Histoire populaire du sport aux Etats-Unis Dave Zirin

Il y a un peu plus d’un an, j’avais écrit un compte-rendu de lecture du livre de Dave Zirin, Histoire populaire du sport aux Etats-Unis pour le magazine Le Vif. J’y ajoute ici quelques notes supplémentaires sur la boxe. Pour Dave Zirin, le sport est un terrain de jeu privilégié du politique, parfois moteur du progrès social, parfois obstacle, mais toujours révélateur de l’état de la société américaine.

Fin août 2016, le joueur de football américain Colin Kaepernick pose un genou à terre pendant l’hymne national pour protester contre les violences policières racistes. Ce geste suscite immédiatement de virulentes critiques dont celles de Donald Trump. Que n’entend-on pas alors ? Que le sport est un sanctuaire apolitique. Que les sportifs n’ont pas voix au chapitre. Dave Zirin et son Histoire populaire du sport aux États-Unis s’inscrivent en faux.

La lutte pour les droits civiques traverse le livre comme un passionnant fil rouge, avec son lot de figures imposées comme Jackie Robinson, Arthur Ashe ou Muhammad Ali, mais aussi ce bataillon d’inconnus sacrifiés sur l’autel du mur de couleur, athlètes hors pair qui ont fait les beaux jours des ligues noires pendant la première moitié du vingtième siècle, et à qui l’auteur redonne ses lettres de noblesse.

C’est que le sport est le miroir dans lequel s’observe la société américaine, avec parfois un racisme à fleur de peau. Le mur de couleur s’est ainsi déployé dans les stades en parallèle de l’exclusion des Noirs de toutes les sphères de la vie publique. Après le tribut payé par les Afro-Américains à l’effort de guerre, c’est un vétéran, Jackie Robinson, qui fait tomber la citadelle en 1947. « S’il est assez bon pour la marine, il est assez bon pour les ligues majeures », répétait-on en ce temps-là. « Un pèlerin parcourant seul les chemins de traverse qui mènent à la grande route de la liberté », dixit Martin Luther King.

Dans les années 60, Muhammad Ali reprend le flambeau, symbolisant la radicalisation d’une partie du mouvement des droits civiques, le « Black Power » et l’opposition à la Guerre du Vietnam. Ali est beau, audacieux et il n’a pas sa langue dans sa poche. Sans compter son titre de champion poids lourds de boxe, le sport qui symbolise le mieux la lutte des Afro-Américains pour sortir de l’invisibilité. En somme, Ali est au cœur de tous les conflits de son époque.

[LIGNES ENREGISTRÉES]:
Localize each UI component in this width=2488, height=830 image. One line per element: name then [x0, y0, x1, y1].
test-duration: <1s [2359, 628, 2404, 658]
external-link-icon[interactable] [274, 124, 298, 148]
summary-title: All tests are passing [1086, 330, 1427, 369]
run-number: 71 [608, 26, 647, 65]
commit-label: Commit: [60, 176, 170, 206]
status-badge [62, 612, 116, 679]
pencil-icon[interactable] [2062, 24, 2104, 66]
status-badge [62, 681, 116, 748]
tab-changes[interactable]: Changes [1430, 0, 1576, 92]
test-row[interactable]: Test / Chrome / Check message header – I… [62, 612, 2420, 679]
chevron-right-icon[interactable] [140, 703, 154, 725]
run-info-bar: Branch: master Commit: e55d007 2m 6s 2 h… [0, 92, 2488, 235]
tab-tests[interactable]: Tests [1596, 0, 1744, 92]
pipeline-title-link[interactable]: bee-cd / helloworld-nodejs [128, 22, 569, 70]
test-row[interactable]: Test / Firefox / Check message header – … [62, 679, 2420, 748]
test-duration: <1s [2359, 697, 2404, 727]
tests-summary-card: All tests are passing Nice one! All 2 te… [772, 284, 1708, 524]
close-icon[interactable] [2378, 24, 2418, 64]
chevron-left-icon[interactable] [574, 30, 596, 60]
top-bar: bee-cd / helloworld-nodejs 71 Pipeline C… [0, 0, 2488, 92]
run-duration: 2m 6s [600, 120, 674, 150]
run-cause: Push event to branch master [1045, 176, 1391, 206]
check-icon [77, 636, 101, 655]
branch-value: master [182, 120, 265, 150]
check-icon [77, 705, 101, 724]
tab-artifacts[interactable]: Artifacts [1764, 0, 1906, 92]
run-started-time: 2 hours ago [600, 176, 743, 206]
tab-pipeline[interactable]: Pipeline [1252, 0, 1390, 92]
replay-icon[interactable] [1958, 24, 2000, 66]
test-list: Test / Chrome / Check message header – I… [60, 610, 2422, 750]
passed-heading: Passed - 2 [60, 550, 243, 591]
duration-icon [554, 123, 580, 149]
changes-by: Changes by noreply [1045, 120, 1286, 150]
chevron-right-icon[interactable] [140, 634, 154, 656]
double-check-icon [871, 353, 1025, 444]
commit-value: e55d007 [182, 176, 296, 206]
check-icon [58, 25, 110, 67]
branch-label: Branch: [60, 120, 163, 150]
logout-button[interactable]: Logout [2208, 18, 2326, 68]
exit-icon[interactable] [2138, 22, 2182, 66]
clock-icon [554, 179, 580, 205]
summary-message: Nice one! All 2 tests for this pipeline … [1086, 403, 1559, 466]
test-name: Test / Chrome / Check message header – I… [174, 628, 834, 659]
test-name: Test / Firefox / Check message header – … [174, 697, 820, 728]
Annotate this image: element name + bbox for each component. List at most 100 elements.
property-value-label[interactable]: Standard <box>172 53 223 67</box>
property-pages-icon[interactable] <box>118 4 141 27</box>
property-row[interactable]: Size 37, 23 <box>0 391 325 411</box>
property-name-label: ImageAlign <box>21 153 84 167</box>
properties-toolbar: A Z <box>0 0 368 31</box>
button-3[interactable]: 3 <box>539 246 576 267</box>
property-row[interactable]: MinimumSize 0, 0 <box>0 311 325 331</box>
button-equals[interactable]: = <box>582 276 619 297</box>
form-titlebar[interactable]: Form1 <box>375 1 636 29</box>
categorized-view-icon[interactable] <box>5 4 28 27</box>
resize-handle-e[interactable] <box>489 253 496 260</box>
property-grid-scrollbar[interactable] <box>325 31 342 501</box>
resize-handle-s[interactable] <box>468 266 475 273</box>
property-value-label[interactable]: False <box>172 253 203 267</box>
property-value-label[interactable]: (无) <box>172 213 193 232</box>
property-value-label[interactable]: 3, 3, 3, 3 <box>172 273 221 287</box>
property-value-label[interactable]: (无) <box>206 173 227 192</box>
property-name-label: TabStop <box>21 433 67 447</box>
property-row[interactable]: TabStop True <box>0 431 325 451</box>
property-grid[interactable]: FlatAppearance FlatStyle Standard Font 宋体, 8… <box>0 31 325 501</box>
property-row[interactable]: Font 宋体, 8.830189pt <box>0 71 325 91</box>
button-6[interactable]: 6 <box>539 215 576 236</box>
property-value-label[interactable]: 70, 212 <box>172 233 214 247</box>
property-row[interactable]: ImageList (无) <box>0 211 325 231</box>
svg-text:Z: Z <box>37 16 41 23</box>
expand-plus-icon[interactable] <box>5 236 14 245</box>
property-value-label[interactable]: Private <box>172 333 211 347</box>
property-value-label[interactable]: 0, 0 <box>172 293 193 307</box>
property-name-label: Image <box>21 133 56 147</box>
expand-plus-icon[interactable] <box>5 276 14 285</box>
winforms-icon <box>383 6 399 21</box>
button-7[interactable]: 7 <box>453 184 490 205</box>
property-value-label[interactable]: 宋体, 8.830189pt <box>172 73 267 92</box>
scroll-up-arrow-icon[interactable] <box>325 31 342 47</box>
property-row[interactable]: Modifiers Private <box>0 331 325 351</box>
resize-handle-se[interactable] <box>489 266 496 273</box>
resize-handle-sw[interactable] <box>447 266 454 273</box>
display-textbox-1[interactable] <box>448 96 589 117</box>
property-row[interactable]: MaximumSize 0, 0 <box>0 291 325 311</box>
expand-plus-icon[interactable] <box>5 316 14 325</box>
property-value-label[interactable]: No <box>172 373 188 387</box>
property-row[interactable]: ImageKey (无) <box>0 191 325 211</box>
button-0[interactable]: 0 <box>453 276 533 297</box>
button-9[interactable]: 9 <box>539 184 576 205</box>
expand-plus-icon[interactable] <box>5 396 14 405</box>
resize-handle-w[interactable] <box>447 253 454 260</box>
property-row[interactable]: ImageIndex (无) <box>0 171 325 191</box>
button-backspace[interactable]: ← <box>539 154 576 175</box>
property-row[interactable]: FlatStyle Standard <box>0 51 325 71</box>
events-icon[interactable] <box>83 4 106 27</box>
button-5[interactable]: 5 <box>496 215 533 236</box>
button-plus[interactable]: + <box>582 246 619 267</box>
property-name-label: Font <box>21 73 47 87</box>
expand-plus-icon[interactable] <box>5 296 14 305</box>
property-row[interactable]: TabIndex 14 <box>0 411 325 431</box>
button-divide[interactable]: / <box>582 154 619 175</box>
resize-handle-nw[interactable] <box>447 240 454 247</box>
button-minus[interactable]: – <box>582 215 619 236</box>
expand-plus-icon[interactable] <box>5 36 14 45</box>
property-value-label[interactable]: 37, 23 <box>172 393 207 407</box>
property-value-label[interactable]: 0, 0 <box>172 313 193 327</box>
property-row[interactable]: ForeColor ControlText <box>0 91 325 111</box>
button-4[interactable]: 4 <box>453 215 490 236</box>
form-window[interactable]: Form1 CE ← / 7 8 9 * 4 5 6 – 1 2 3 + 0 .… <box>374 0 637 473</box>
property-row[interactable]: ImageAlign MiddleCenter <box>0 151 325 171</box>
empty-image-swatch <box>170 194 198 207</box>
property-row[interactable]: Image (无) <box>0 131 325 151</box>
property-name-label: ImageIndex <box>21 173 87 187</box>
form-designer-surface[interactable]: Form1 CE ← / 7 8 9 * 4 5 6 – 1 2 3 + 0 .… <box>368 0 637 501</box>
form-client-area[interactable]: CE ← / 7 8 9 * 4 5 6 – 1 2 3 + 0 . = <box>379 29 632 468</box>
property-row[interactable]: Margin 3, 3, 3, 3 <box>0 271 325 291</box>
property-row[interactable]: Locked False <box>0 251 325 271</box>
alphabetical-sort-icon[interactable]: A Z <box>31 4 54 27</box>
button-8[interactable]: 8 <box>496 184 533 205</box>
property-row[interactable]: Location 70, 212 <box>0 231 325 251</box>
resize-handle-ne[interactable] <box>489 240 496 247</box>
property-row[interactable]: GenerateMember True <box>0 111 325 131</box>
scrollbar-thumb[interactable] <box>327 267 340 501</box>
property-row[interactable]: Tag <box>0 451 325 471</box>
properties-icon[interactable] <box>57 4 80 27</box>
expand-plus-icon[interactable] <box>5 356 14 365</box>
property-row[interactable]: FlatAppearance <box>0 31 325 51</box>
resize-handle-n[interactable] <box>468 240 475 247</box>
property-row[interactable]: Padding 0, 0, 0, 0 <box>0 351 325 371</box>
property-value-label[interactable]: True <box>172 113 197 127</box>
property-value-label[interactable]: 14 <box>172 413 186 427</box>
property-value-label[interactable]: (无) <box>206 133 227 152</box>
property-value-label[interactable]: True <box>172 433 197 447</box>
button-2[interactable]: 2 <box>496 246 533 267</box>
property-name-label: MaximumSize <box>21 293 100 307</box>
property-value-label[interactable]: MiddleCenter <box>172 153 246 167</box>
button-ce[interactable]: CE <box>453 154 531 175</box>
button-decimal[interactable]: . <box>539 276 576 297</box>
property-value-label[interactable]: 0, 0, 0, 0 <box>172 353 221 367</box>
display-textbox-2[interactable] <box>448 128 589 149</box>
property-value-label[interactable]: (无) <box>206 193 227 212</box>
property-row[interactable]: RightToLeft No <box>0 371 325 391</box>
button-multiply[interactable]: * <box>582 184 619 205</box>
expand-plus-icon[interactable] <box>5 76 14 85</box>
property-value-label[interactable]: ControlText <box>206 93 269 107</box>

[CONSIGNE 1]:
Relevez tous les sportifs nommés dans l'extrait consacré au livre de Dave Zirin.
[CONSIGNE 2]:
Résumez en deux phrases l'extrait sur l'histoire populaire du sport aux États-Unis.
[CONSIGNE 3]:
Répondez aux questions suivantes d'après l'extrait consacré au livre de Dave Zirin.
(a) Pour quel magazine le compte-rendu de lecture avait-il été écrit ?
(b) Contre quoi Colin Kaepernick protestait-il en posant un genou à terre ?
(c) En quelle année Jackie Robinson fait-il tomber la citadelle ?
Les lignes constituent un matériau distinct de l'extrait.

[RÉPONSE 1]:
Colin Kaepernick, Jackie Robinson, Arthur Ashe, Muhammad Ali

[RÉPONSE 2]:
Dans son Histoire populaire du sport aux États-Unis, Dave Zirin présente le sport comme un terrain privilégié du politique, toujours révélateur de l'état de la société américaine, et contredit ceux qui le tenaient pour un sanctuaire apolitique après le genou à terre de Colin Kaepernick en 2016. Le livre suit la lutte pour les droits civiques, de Jackie Robinson, qui fait tomber le mur de couleur en 1947, à Muhammad Ali, qui symbolise dans les années 60 le « Black Power » et l'opposition à la guerre du Vietnam.

[RÉPONSE 3]:
(a) Le Vif
(b) Les violences policières racistes
(c) 1947